Work to complete: Only the number is needed: how many lines of the records include "have"?

[Records from a data collection]
-- -- --

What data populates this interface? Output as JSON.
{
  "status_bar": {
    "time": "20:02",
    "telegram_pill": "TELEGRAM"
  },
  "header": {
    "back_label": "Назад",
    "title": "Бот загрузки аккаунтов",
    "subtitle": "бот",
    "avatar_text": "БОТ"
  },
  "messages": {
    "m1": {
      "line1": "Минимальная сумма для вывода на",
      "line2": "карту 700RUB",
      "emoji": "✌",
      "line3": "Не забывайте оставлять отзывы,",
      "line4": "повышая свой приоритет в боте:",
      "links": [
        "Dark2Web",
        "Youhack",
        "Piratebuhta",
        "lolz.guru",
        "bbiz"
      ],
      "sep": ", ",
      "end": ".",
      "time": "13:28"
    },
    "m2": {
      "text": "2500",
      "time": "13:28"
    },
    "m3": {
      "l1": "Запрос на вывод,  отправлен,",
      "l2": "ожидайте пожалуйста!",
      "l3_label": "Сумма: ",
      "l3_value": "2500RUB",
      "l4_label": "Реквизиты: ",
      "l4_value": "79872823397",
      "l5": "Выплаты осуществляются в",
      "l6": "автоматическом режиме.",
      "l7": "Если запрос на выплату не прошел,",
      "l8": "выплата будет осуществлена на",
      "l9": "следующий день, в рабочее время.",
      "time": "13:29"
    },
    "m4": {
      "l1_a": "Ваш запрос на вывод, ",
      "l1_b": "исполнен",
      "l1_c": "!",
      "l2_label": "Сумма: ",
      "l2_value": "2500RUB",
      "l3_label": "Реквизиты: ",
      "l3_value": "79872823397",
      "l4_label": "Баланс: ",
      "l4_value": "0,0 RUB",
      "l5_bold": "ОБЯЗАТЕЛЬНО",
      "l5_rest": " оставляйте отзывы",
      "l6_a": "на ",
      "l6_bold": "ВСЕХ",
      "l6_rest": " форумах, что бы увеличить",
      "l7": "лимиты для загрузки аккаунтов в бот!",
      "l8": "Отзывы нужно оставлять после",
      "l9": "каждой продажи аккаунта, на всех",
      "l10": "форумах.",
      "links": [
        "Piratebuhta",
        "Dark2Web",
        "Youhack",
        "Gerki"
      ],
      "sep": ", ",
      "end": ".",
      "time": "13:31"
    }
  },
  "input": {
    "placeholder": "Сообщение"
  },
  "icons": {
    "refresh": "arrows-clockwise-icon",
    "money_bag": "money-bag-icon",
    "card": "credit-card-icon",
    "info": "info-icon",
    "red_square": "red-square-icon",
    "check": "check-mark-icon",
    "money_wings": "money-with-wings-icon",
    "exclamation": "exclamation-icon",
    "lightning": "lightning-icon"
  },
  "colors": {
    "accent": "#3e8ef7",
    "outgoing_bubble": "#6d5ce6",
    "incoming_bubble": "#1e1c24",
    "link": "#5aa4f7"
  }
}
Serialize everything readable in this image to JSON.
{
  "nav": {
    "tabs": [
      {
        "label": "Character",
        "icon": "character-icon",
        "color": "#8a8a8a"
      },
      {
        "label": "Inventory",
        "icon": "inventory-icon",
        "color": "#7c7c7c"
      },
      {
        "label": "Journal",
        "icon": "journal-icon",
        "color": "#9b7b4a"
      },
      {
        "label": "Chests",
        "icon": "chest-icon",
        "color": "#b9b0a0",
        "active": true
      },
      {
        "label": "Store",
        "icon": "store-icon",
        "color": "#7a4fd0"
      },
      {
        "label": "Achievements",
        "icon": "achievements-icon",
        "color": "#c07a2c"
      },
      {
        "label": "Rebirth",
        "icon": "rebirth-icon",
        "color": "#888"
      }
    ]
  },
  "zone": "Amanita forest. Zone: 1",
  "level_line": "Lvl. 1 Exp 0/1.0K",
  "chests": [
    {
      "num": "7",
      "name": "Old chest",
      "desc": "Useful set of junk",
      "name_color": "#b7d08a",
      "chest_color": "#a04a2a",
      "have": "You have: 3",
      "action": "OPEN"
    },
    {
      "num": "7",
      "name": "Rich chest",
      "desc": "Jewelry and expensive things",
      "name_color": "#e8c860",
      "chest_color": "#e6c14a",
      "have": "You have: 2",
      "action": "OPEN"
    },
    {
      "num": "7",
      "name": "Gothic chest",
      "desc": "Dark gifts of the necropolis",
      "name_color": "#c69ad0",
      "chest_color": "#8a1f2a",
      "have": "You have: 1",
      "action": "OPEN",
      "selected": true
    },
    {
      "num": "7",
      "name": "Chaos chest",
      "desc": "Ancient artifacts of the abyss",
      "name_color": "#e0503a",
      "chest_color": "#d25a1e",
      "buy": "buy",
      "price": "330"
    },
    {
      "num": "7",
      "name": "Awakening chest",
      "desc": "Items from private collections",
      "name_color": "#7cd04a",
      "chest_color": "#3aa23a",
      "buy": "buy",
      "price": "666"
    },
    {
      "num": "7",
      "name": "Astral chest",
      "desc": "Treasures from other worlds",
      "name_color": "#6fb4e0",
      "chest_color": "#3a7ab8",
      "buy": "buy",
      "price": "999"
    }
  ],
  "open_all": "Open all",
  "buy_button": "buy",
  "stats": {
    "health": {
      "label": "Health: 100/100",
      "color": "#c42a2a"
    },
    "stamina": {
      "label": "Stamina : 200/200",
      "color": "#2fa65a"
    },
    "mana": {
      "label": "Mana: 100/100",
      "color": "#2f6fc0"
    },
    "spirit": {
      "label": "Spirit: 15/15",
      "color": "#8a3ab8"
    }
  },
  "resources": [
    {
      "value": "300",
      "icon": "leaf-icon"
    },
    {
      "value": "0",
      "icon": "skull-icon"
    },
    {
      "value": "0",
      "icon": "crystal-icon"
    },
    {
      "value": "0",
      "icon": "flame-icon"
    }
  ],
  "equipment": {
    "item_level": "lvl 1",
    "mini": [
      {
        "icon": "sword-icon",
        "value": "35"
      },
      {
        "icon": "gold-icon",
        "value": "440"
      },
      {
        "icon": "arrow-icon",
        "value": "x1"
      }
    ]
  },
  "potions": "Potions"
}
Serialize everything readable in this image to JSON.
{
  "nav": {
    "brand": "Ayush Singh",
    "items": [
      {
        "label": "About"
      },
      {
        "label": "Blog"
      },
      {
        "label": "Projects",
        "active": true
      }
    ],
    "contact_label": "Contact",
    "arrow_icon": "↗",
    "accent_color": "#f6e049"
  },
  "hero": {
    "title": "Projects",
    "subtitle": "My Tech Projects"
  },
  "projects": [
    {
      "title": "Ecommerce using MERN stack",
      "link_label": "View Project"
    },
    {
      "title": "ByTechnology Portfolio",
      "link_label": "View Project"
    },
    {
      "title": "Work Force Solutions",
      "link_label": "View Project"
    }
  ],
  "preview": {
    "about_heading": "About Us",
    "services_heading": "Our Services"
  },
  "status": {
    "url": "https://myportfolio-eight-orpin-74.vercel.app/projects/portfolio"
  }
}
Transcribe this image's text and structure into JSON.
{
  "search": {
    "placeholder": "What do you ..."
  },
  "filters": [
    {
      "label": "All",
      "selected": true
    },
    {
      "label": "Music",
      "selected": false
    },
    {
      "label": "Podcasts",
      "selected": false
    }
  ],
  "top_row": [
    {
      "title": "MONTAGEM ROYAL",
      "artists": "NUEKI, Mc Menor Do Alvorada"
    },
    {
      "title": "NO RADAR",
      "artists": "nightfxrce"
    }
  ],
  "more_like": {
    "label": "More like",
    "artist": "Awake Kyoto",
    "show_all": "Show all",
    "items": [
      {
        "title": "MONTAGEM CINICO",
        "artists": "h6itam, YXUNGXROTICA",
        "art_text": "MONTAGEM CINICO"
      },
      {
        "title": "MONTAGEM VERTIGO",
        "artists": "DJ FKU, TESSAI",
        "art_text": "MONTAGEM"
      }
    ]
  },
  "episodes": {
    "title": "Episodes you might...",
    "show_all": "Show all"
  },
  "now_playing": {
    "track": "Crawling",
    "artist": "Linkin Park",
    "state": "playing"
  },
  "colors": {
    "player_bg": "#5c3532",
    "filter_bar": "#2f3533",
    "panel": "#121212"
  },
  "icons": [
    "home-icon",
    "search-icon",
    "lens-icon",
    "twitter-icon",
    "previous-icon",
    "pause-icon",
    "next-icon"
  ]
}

-- -- --

Output below: 3